Task: Copy each of the rows below word for word, omitting the pictures.

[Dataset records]
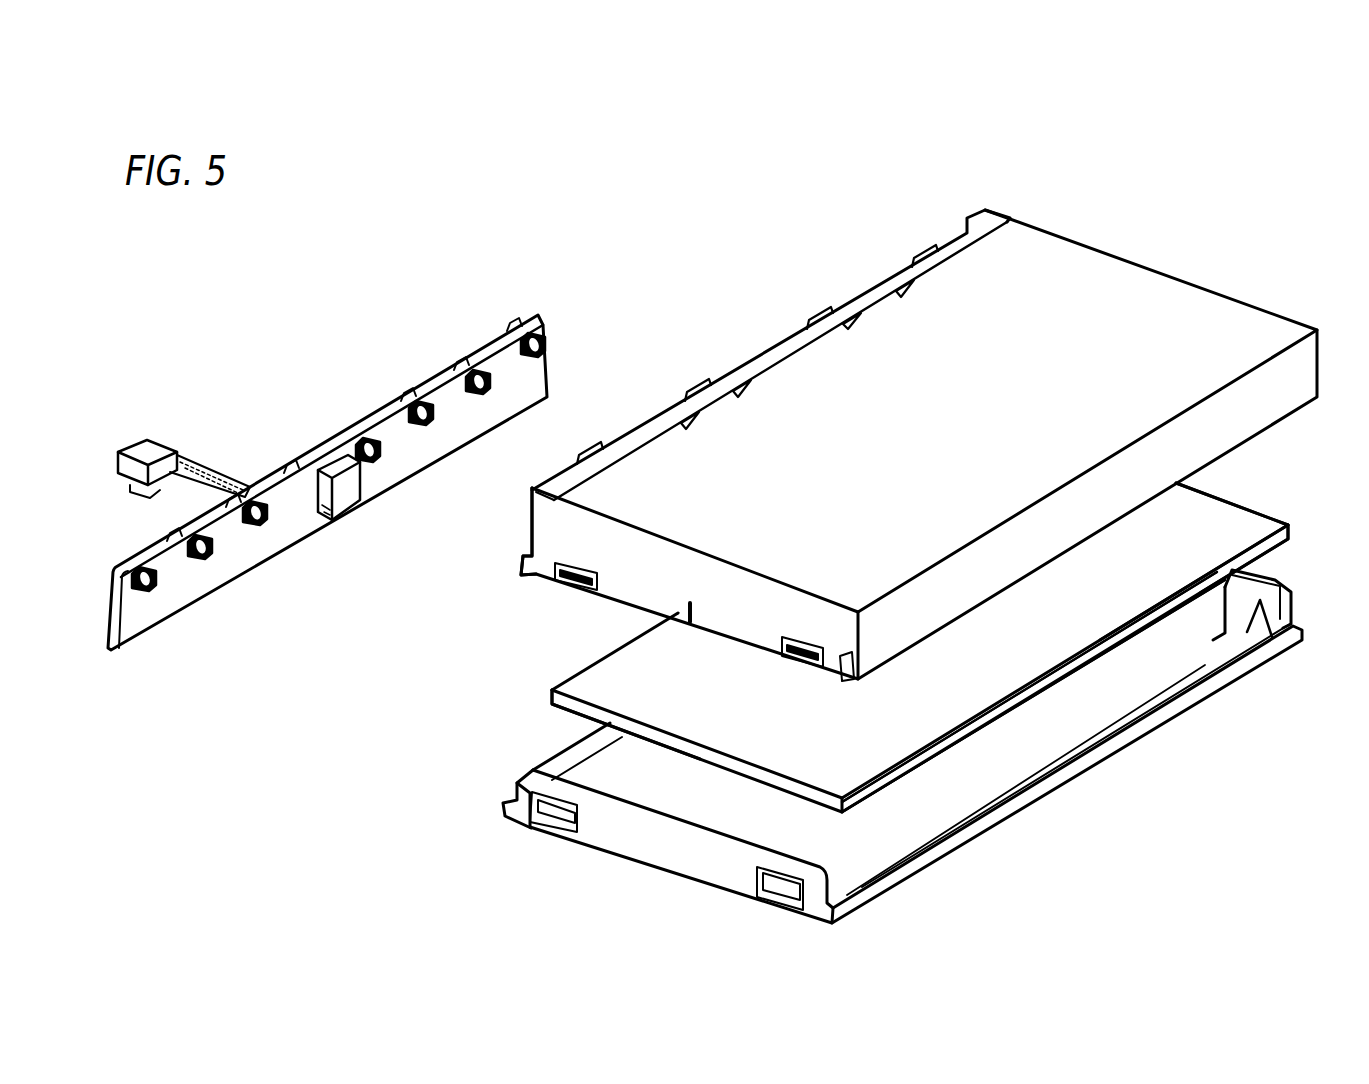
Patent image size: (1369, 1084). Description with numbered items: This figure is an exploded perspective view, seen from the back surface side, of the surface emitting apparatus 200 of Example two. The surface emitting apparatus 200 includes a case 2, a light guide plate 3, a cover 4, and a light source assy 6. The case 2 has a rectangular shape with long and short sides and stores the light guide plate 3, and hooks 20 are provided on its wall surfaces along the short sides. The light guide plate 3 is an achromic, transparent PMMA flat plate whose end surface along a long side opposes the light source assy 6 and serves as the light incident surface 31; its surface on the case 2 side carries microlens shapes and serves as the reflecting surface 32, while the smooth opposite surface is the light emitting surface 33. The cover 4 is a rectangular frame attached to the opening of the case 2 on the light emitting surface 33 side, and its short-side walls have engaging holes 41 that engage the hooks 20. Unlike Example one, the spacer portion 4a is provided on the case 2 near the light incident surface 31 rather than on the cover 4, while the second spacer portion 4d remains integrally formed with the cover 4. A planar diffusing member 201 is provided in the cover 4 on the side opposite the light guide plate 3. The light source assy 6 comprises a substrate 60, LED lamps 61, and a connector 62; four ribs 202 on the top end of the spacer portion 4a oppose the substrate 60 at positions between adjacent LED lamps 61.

The surface emitting apparatus 200 is at (1173, 156).
The case 2 is at (1143, 265).
The ribs 202 is at (930, 252).
The hooks 20 is at (780, 662).
The spacer portion 4a is at (526, 533).
The light guide plate 3 is at (1223, 502).
The light incident surface 31 is at (552, 702).
The reflecting surface 32 is at (1257, 528).
The light emitting surface 33 is at (1282, 546).
The cover 4 is at (1265, 648).
The second spacer portion 4d is at (1247, 630).
The diffusing member 201 is at (940, 763).
The engaging holes 41 is at (780, 898).
The light source assy 6 is at (540, 318).
The substrate 60 is at (545, 380).
The LED lamps 61 is at (477, 370).
The connector 62 is at (343, 493).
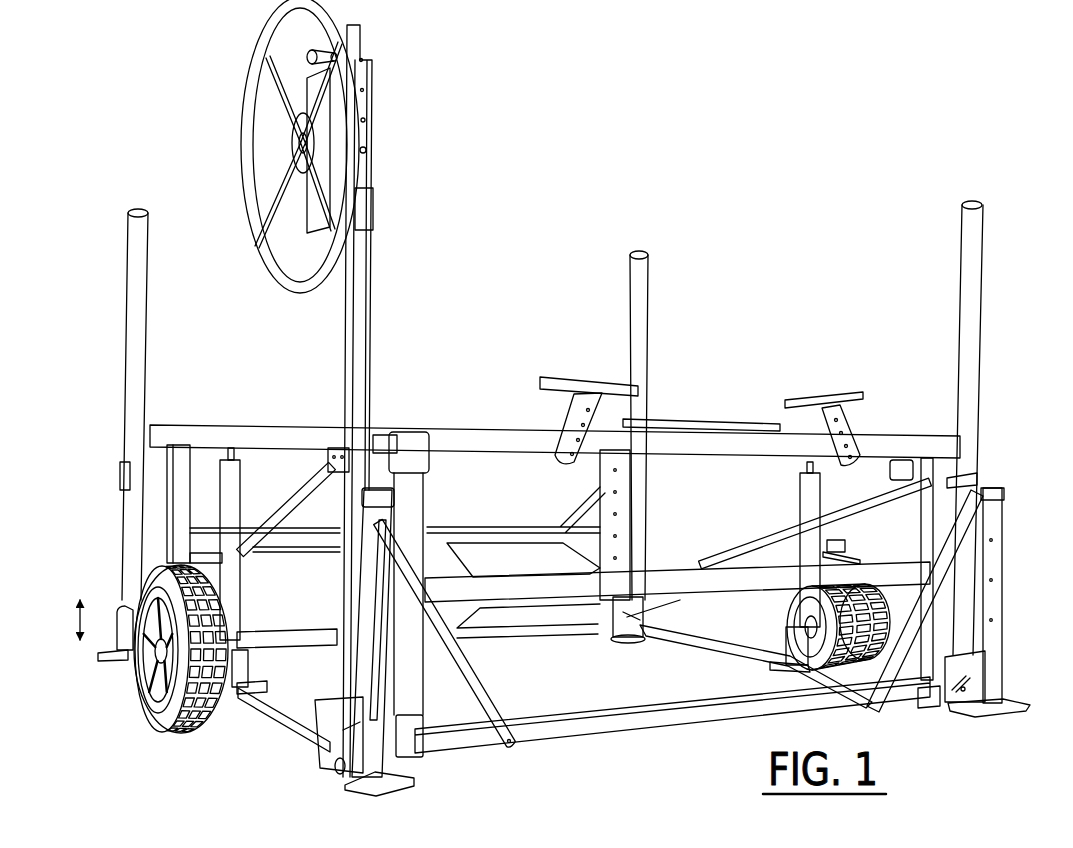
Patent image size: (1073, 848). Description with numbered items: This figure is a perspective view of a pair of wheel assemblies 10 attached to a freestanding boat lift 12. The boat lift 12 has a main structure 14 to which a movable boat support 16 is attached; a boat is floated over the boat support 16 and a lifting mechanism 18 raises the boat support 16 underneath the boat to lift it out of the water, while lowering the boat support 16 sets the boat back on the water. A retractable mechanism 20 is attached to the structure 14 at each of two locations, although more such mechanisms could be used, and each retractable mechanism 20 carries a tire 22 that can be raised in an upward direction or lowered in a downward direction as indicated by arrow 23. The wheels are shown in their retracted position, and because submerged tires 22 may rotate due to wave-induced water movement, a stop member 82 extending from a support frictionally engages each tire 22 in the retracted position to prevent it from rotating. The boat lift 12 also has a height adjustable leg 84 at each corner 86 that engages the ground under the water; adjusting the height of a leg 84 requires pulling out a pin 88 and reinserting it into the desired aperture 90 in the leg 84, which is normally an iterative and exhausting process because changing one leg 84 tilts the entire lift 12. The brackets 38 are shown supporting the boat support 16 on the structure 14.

Final result:
Patent image size: (1369, 1084). Description with numbered items: This figure is an exploded perspective view, seen from the back surface side, of the surface emitting apparatus 200 of Example two. The surface emitting apparatus 200 includes a case 2, a light guide plate 3, a cover 4, and a light source assy 6. The case 2 has a rectangular shape with long and short sides and stores the light guide plate 3, and hooks 20 are provided on its wall surfaces along the short sides. The light guide plate 3 is an achromic, transparent PMMA flat plate whose end surface along a long side opposes the light source assy 6 and serves as the light incident surface 31; its surface on the case 2 side carries microlens shapes and serves as the reflecting surface 32, while the smooth opposite surface is the light emitting surface 33. The cover 4 is a rectangular frame attached to the opening of the case 2 on the light emitting surface 33 side, and its short-side walls have engaging holes 41 that engage the hooks 20. Unlike Example one, the spacer portion 4a is provided on the case 2 near the light incident surface 31 rather than on the cover 4, while the second spacer portion 4d remains integrally formed with the cover 4. A planar diffusing member 201 is provided in the cover 4 on the side opposite the light guide plate 3. The light source assy 6 comprises a substrate 60, LED lamps 61, and a connector 62; four ribs 202 on the top end of the spacer portion 4a oppose the substrate 60 at positions between adjacent LED lamps 61.

The surface emitting apparatus 200 is at (1173, 156).
The case 2 is at (1143, 265).
The ribs 202 is at (930, 252).
The hooks 20 is at (780, 662).
The spacer portion 4a is at (526, 533).
The light guide plate 3 is at (1223, 502).
The light incident surface 31 is at (552, 702).
The reflecting surface 32 is at (1257, 528).
The light emitting surface 33 is at (1282, 546).
The cover 4 is at (1265, 648).
The second spacer portion 4d is at (1247, 630).
The diffusing member 201 is at (940, 763).
The engaging holes 41 is at (780, 898).
The light source assy 6 is at (540, 318).
The substrate 60 is at (545, 380).
The LED lamps 61 is at (477, 370).
The connector 62 is at (343, 493).
Patent image size: (1073, 848). Description with numbered items: This figure is a perspective view of a pair of wheel assemblies 10 attached to a freestanding boat lift 12. The boat lift 12 has a main structure 14 to which a movable boat support 16 is attached; a boat is floated over the boat support 16 and a lifting mechanism 18 raises the boat support 16 underneath the boat to lift it out of the water, while lowering the boat support 16 sets the boat back on the water. A retractable mechanism 20 is attached to the structure 14 at each of two locations, although more such mechanisms could be used, and each retractable mechanism 20 carries a tire 22 that can be raised in an upward direction or lowered in a downward direction as indicated by arrow 23. The wheels are shown in their retracted position, and because submerged tires 22 may rotate due to wave-induced water movement, a stop member 82 extending from a support frictionally engages each tire 22 in the retracted position to prevent it from rotating. The boat lift 12 also has a height adjustable leg 84 at each corner 86 that engages the ground under the water; adjusting the height of a leg 84 requires pulling out a pin 88 and reinserting it into the desired aperture 90 in the leg 84, which is normally an iterative and exhausting process because changing one leg 84 tilts the entire lift 12. The brackets 38 are shown supporting the boat support 16 on the structure 14.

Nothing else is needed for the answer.